Supplied data:
--- BEGIN ---
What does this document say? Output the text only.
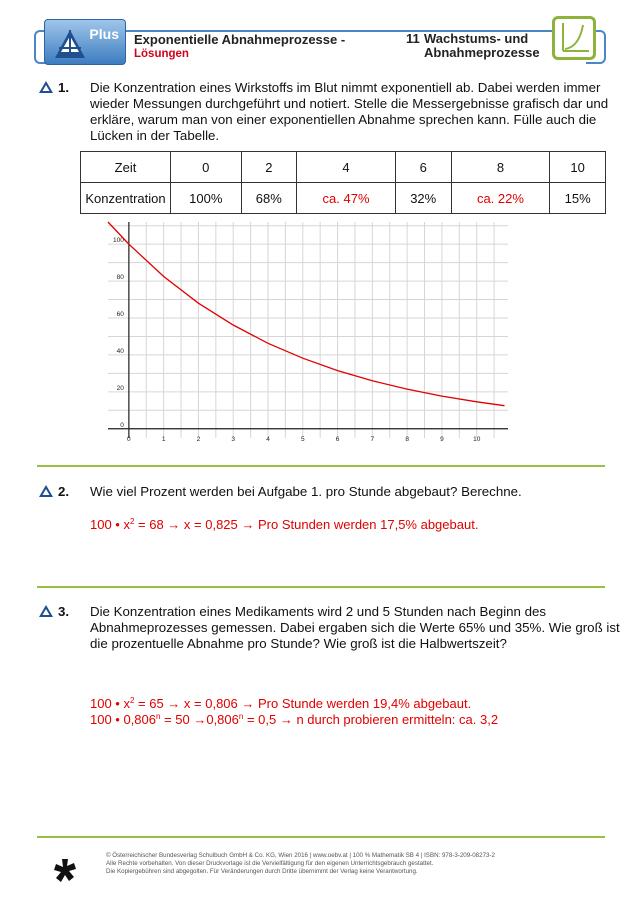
Plus Exponentielle Abnahmeprozesse -
Lösungen
11 Wachstums- und
Abnahmeprozesse
1. Die Konzentration eines Wirkstoffs im Blut nimmt exponentiell ab. Dabei werden immer
wieder Messungen durchgeführt und notiert. Stelle die Messergebnisse grafisch dar und
erkläre, warum man von einer exponentiellen Abnahme sprechen kann. Fülle auch die
Lücken in der Tabelle.
Zeit	0	2	4	6	8	10
Konzentration	100%	68%	ca. 47%	32%	ca. 22%	15%
0	1	2	3	4	5	6	7	8	9	10
0
20
40
60
80
100
2. Wie viel Prozent werden bei Aufgabe 1. pro Stunde abgebaut? Berechne.
100 • $x^2 = 68 \to x = 0,825$ → Pro Stunden werden 17,5% abgebaut.
3. Die Konzentration eines Medikaments wird 2 und 5 Stunden nach Beginn des
Abnahmeprozesses gemessen. Dabei ergaben sich die Werte 65% und 35%. Wie groß ist
die prozentuelle Abnahme pro Stunde? Wie groß ist die Halbwertszeit?
100 • $x^2 = 65 \to x = 0,806$ → Pro Stunde werden 19,4% abgebaut.
100 • $0,806^n = 50 \to 0,806^n = 0,5 \to n$ durch probieren ermitteln: ca. 3,2
© Österreichischer Bundesverlag Schulbuch GmbH & Co. KG, Wien 2016 | www.oebv.at | 100 % Mathematik SB 4 | ISBN: 978-3-209-08273-2
Alle Rechte vorbehalten. Von dieser Druckvorlage ist die Vervielfältigung für den eigenen Unterrichtsgebrauch gestattet.
Die Kopiergebühren sind abgegolten. Für Veränderungen durch Dritte übernimmt der Verlag keine Verantwortung.
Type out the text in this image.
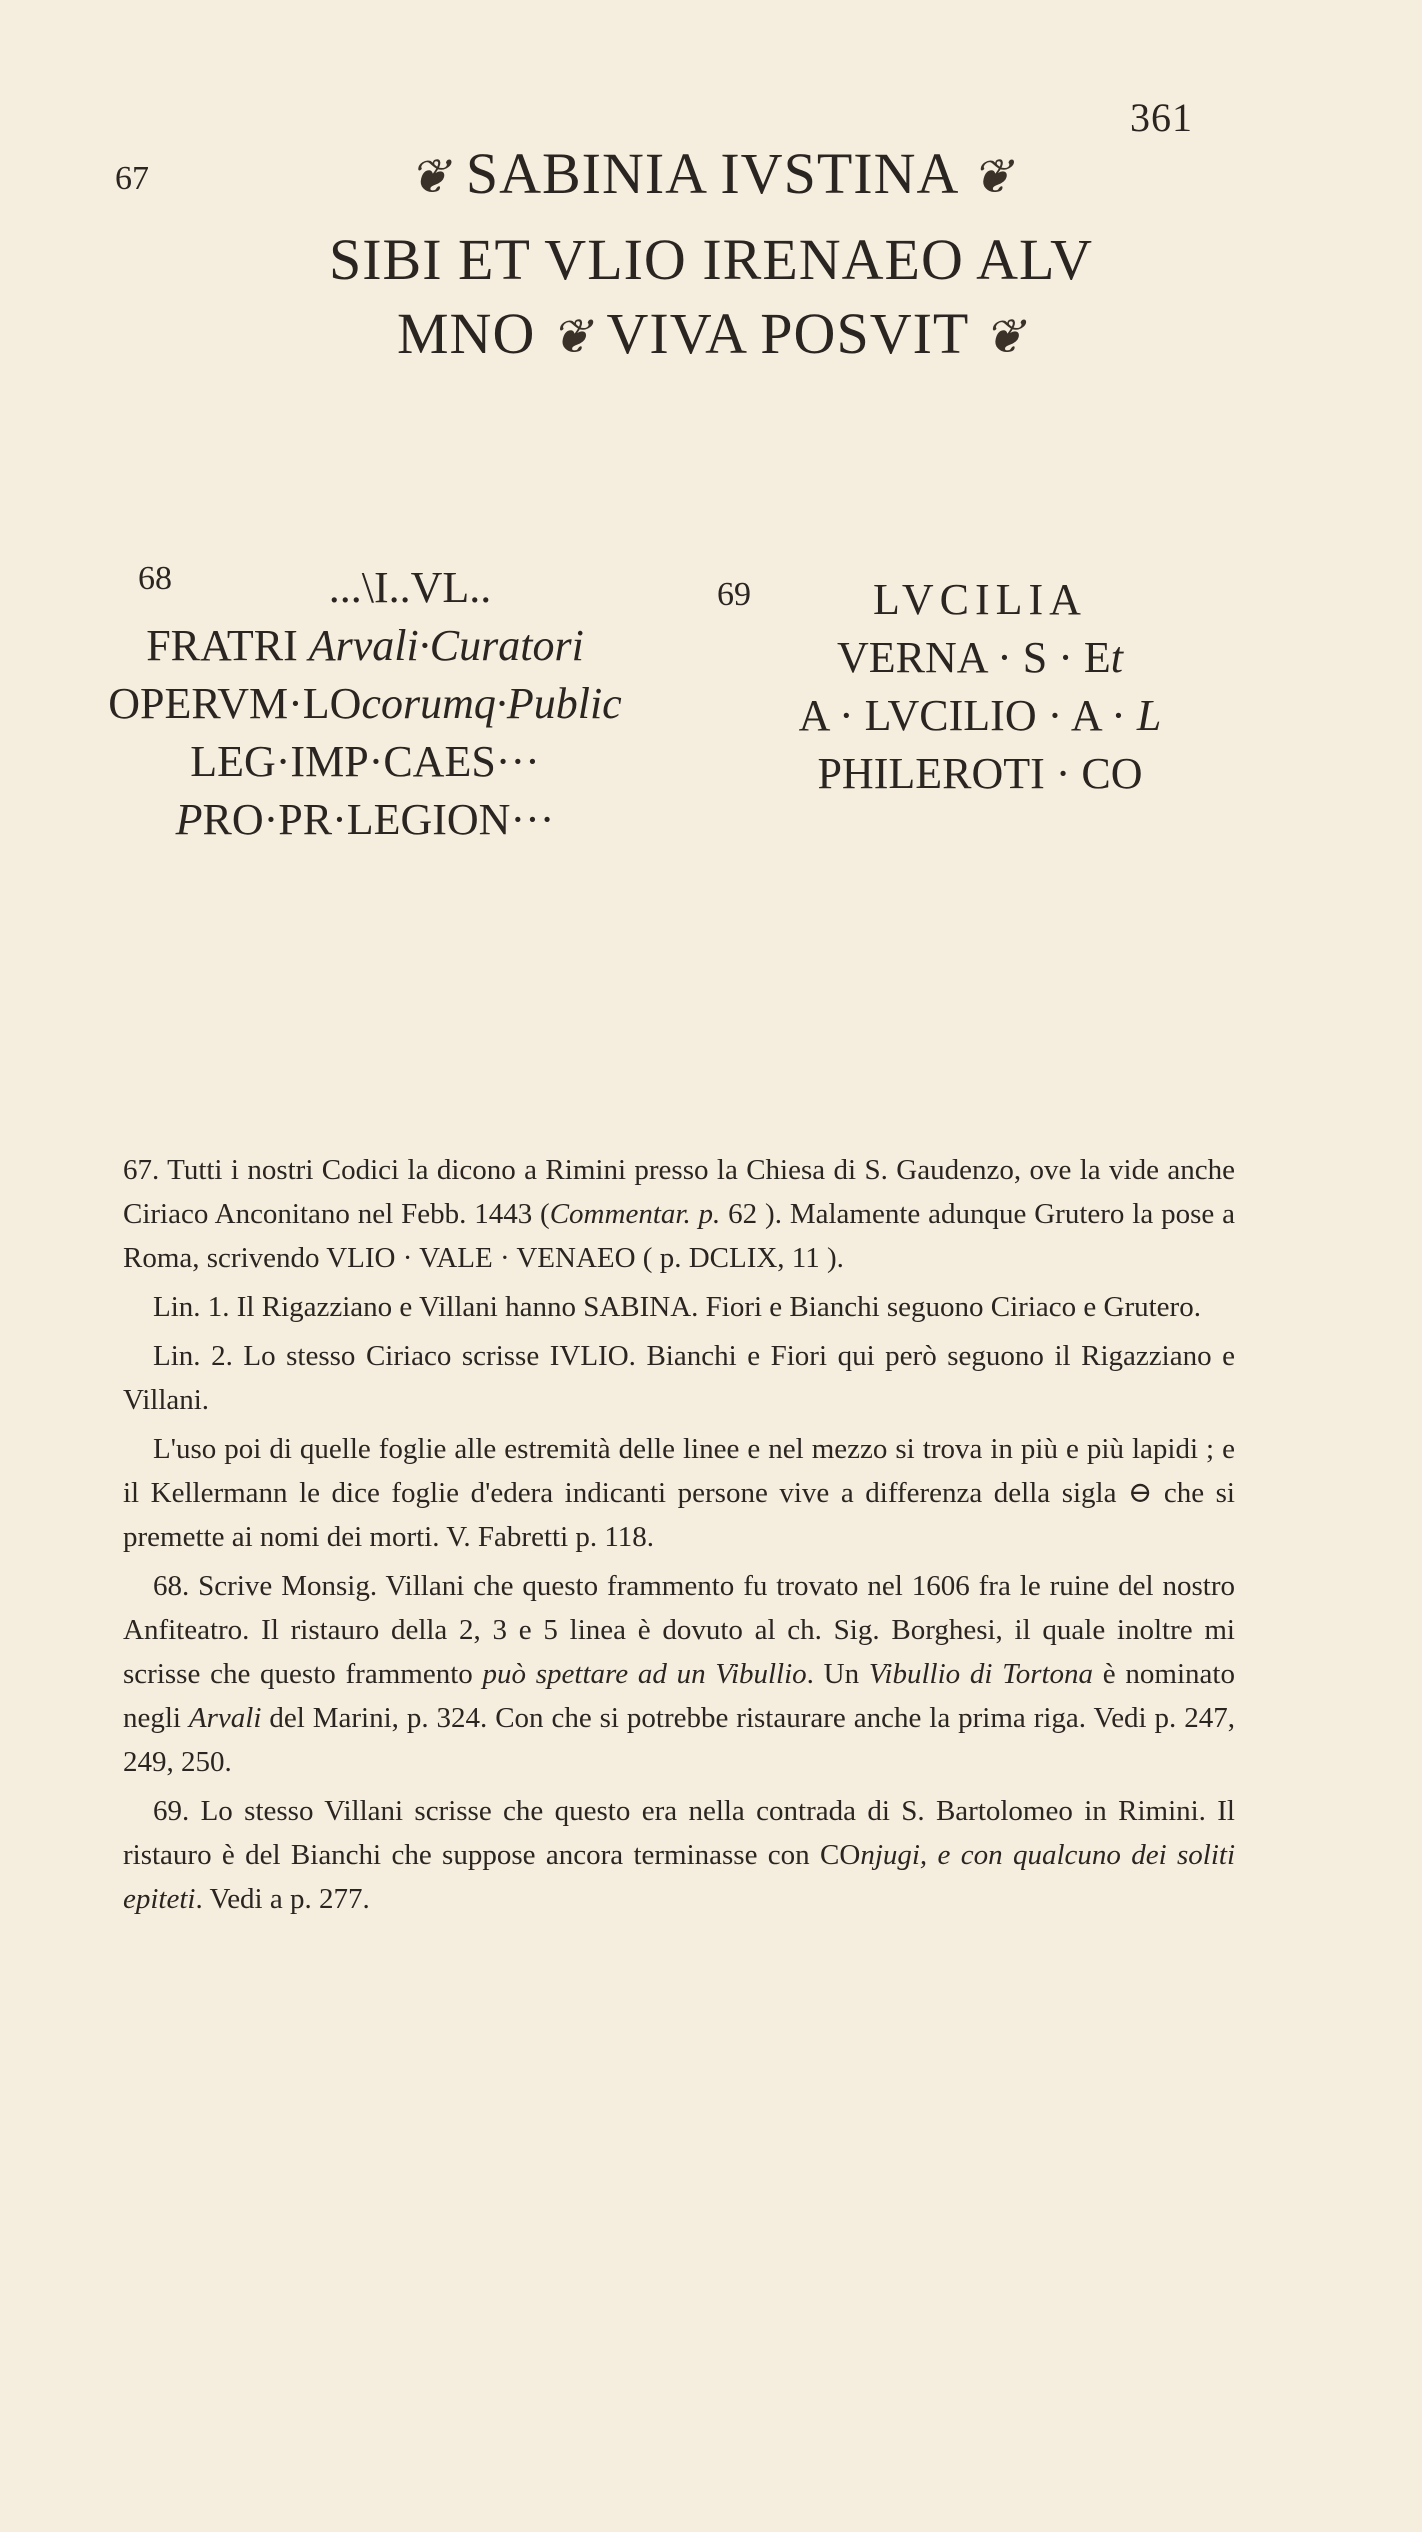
361
67	❦ SABINIA IVSTINA ❦
SIBI ET VLIO IRENAEO ALV
MNO ❦ VIVA POSVIT ❦
68	...\I..VL..
FRATRI Arvali·Curatori
OPERVM·LOcorumq·Public
LEG·IMP·CAES···
PRO·PR·LEGION···
69	LVCILIA
VERNA · S · Et
A · LVCILIO · A · L
PHILEROTI · CO

67. Tutti i nostri Codici la dicono a Rimini presso la Chiesa di S. Gaudenzo, ove la vide anche Ciriaco Anconitano nel Febb. 1443 (Commentar. p. 62 ). Malamente adunque Grutero la pose a Roma, scrivendo VLIO · VALE · VENAEO ( p. DCLIX, 11 ).

Lin. 1. Il Rigazziano e Villani hanno SABINA. Fiori e Bianchi seguono Ciriaco e Grutero.

Lin. 2. Lo stesso Ciriaco scrisse IVLIO. Bianchi e Fiori qui però seguono il Rigazziano e Villani.

L'uso poi di quelle foglie alle estremità delle linee e nel mezzo si trova in più e più lapidi ; e il Kellermann le dice foglie d'edera indicanti persone vive a differenza della sigla ⊖ che si premette ai nomi dei morti. V. Fabretti p. 118.

68. Scrive Monsig. Villani che questo frammento fu trovato nel 1606 fra le ruine del nostro Anfiteatro. Il ristauro della 2, 3 e 5 linea è dovuto al ch. Sig. Borghesi, il quale inoltre mi scrisse che questo frammento può spettare ad un Vibullio. Un Vibullio di Tortona è nominato negli Arvali del Marini, p. 324. Con che si potrebbe ristaurare anche la prima riga. Vedi p. 247, 249, 250.

69. Lo stesso Villani scrisse che questo era nella contrada di S. Bartolomeo in Rimini. Il ristauro è del Bianchi che suppose ancora terminasse con COnjugi, e con qualcuno dei soliti epiteti. Vedi a p. 277.
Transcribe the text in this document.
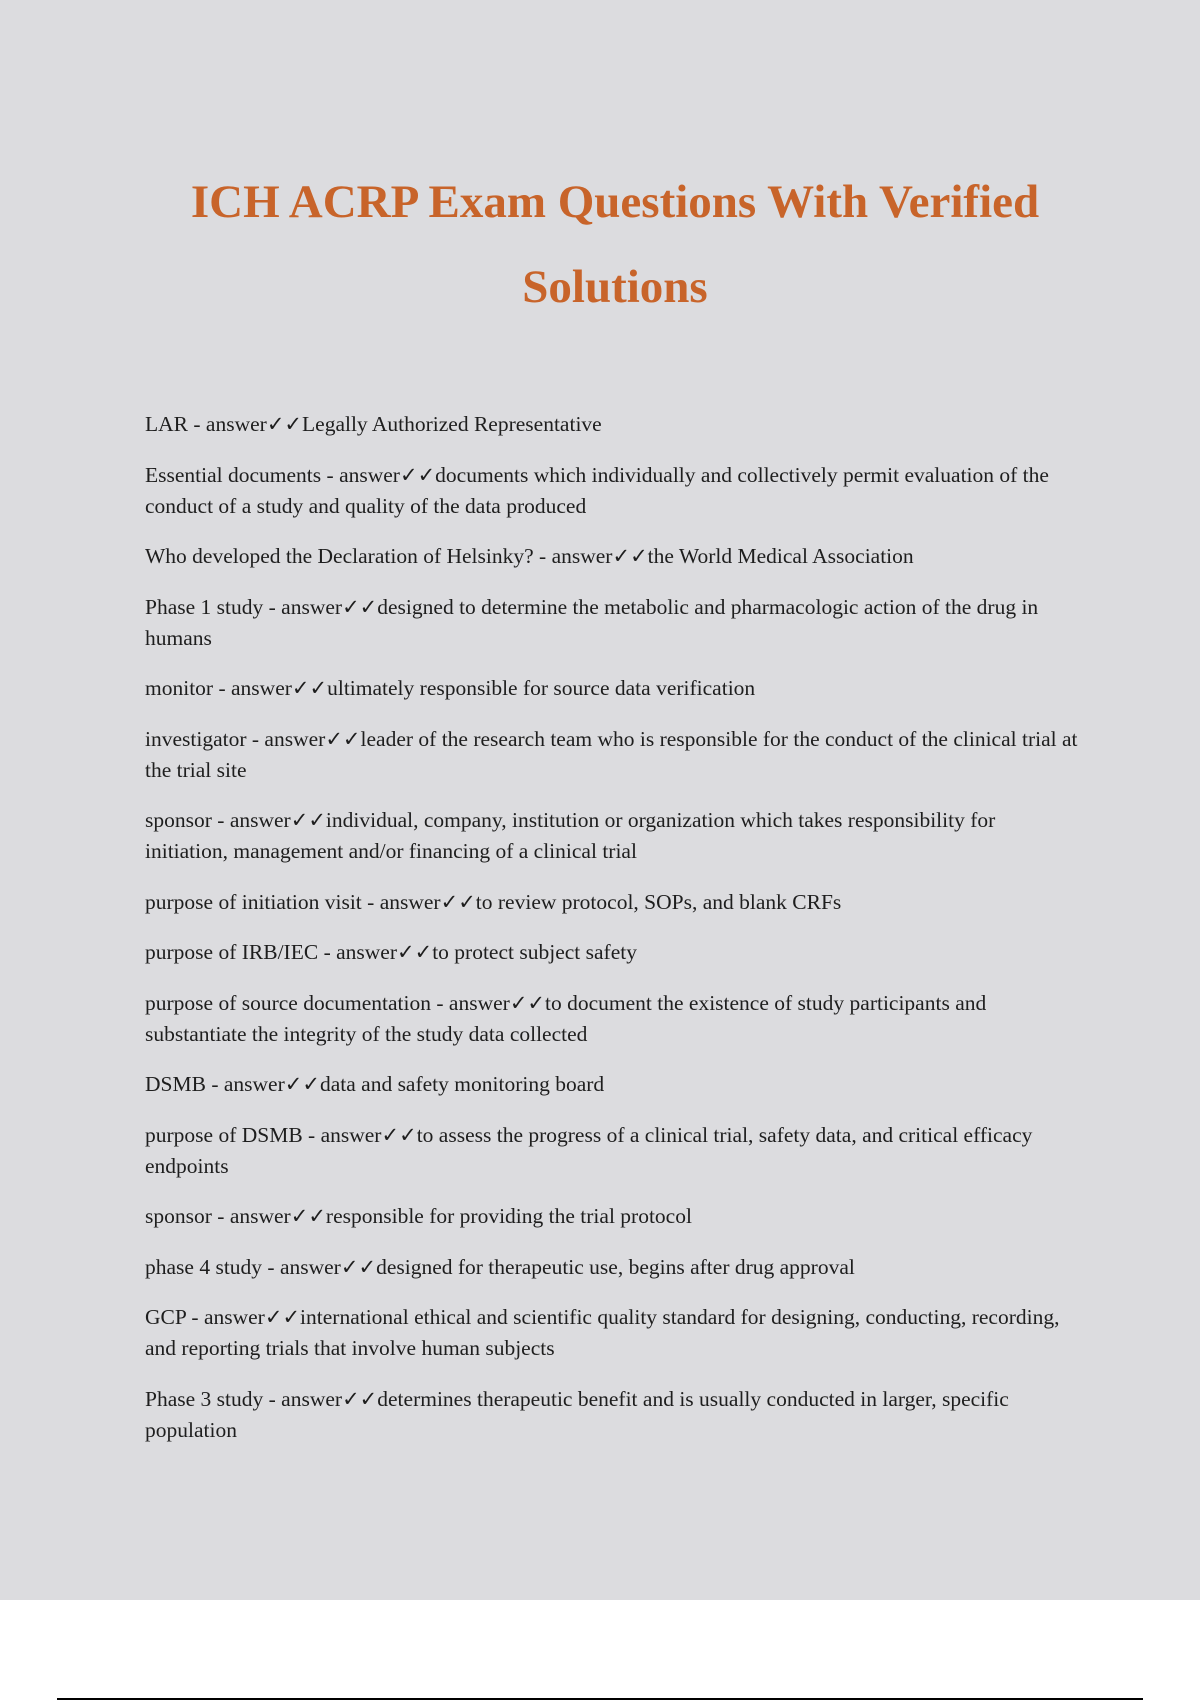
ICH ACRP Exam Questions With Verified Solutions
LAR - answer✓✓Legally Authorized Representative
Essential documents - answer✓✓documents which individually and collectively permit evaluation of the conduct of a study and quality of the data produced
Who developed the Declaration of Helsinky? - answer✓✓the World Medical Association
Phase 1 study - answer✓✓designed to determine the metabolic and pharmacologic action of the drug in humans
monitor - answer✓✓ultimately responsible for source data verification
investigator - answer✓✓leader of the research team who is responsible for the conduct of the clinical trial at the trial site
sponsor - answer✓✓individual, company, institution or organization which takes responsibility for initiation, management and/or financing of a clinical trial
purpose of initiation visit - answer✓✓to review protocol, SOPs, and blank CRFs
purpose of IRB/IEC - answer✓✓to protect subject safety
purpose of source documentation - answer✓✓to document the existence of study participants and substantiate the integrity of the study data collected
DSMB - answer✓✓data and safety monitoring board
purpose of DSMB - answer✓✓to assess the progress of a clinical trial, safety data, and critical efficacy endpoints
sponsor - answer✓✓responsible for providing the trial protocol
phase 4 study - answer✓✓designed for therapeutic use, begins after drug approval
GCP - answer✓✓international ethical and scientific quality standard for designing, conducting, recording, and reporting trials that involve human subjects
Phase 3 study - answer✓✓determines therapeutic benefit and is usually conducted in larger, specific population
--- END ---
What the task requires:
Locate the lines above that hold the word "safety". Show every one of them.

Result of the exercise:
purpose of IRB/IEC - answer✓✓to protect subject safety
DSMB - answer✓✓data and safety monitoring board
purpose of DSMB - answer✓✓to assess the progress of a clinical trial, safety data, and critical efficacy endpoints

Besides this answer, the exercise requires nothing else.